Identify and reproduce every line holding the string "style".

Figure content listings
◇ ◇ ◇ ◇

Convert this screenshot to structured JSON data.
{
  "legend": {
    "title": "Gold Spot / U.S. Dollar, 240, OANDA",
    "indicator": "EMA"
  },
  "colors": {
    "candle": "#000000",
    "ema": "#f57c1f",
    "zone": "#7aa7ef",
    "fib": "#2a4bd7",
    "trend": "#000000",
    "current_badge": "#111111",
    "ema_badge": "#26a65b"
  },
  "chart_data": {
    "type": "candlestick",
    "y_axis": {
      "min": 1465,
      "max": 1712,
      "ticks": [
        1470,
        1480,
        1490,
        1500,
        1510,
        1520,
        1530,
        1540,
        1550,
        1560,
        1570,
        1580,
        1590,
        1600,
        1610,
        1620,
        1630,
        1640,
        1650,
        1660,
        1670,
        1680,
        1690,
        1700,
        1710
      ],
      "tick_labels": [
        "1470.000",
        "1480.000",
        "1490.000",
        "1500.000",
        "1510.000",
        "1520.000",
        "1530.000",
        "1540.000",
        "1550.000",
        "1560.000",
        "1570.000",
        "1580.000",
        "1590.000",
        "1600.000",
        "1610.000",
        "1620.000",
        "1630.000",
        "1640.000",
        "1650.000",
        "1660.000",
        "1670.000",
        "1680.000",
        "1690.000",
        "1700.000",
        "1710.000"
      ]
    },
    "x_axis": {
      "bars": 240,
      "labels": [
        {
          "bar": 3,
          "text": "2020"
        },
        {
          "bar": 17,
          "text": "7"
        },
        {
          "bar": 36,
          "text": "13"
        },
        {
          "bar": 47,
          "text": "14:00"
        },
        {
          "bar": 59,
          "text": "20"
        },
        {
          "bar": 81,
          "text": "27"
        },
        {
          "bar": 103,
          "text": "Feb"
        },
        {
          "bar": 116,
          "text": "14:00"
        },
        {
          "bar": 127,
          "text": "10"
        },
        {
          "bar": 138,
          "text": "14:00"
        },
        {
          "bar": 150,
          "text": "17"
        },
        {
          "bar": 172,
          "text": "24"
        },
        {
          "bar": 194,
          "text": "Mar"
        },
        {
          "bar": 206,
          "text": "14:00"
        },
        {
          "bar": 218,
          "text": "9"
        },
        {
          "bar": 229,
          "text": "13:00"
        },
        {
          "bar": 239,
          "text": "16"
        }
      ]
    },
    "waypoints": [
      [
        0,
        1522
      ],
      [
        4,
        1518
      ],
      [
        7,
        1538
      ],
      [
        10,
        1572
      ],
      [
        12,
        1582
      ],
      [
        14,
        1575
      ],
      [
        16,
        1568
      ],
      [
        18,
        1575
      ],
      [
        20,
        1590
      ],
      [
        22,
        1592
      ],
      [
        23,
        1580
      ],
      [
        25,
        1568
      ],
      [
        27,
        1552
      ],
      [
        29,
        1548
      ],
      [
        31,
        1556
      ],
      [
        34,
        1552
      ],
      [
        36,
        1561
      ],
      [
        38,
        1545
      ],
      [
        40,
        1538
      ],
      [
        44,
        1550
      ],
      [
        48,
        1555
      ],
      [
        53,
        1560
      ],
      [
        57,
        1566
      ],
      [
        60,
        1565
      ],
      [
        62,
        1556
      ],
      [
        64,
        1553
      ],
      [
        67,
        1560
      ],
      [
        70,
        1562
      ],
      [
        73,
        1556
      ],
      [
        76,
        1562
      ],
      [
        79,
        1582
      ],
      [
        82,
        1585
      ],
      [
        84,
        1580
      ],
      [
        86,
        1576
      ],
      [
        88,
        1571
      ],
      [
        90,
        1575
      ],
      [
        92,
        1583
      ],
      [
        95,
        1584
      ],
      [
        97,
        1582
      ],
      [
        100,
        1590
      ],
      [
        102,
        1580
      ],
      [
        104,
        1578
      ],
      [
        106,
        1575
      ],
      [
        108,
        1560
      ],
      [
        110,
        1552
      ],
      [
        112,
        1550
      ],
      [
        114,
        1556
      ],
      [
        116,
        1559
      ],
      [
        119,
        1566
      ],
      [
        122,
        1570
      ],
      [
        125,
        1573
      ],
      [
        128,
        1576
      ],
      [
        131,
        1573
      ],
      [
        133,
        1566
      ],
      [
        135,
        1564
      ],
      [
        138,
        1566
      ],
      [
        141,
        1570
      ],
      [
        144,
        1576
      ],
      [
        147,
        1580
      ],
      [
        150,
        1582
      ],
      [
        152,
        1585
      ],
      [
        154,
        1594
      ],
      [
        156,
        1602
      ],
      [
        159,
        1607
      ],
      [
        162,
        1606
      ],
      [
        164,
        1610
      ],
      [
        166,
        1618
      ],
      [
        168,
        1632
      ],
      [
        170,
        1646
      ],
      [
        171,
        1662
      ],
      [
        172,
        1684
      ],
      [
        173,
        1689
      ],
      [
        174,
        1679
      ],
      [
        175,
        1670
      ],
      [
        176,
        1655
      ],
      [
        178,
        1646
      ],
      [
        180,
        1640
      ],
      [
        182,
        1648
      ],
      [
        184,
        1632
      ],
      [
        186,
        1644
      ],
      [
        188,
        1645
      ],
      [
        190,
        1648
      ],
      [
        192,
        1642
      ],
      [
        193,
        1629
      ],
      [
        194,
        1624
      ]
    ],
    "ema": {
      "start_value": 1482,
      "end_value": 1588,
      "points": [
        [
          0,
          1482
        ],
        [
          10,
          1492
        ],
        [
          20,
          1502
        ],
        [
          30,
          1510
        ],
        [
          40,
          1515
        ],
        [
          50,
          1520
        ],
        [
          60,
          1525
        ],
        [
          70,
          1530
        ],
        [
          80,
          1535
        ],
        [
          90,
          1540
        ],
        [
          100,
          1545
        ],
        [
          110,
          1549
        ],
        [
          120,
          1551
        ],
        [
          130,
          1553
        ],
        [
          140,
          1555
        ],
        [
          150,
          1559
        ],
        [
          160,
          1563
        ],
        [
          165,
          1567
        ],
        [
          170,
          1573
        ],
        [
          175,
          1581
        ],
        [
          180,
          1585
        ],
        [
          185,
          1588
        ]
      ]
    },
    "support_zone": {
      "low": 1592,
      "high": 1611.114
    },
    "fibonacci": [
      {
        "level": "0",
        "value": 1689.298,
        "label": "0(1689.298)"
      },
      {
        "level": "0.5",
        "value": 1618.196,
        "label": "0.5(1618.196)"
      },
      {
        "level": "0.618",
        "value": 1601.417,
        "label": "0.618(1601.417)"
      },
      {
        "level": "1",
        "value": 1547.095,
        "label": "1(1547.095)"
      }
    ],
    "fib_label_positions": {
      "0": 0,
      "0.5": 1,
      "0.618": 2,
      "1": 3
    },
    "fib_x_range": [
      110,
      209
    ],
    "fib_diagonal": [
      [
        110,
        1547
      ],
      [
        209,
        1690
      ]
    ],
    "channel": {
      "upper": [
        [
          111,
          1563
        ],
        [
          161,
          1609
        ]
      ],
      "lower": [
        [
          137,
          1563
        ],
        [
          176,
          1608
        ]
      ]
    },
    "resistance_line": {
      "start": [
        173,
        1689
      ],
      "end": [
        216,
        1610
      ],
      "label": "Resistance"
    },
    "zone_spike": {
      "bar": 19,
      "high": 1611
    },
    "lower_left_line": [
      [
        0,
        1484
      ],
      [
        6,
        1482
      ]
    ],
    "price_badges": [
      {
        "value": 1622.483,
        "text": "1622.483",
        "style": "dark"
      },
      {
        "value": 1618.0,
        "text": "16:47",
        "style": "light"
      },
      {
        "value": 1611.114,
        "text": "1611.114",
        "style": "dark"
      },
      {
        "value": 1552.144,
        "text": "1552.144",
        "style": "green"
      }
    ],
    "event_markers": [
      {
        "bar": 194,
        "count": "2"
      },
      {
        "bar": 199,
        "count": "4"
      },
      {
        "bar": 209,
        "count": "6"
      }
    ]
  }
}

◇ ◇ ◇ ◇

### RESPONSE FOR THIS EXERCISE
        "style": "dark"
        "style": "light"
        "style": "dark"
        "style": "green"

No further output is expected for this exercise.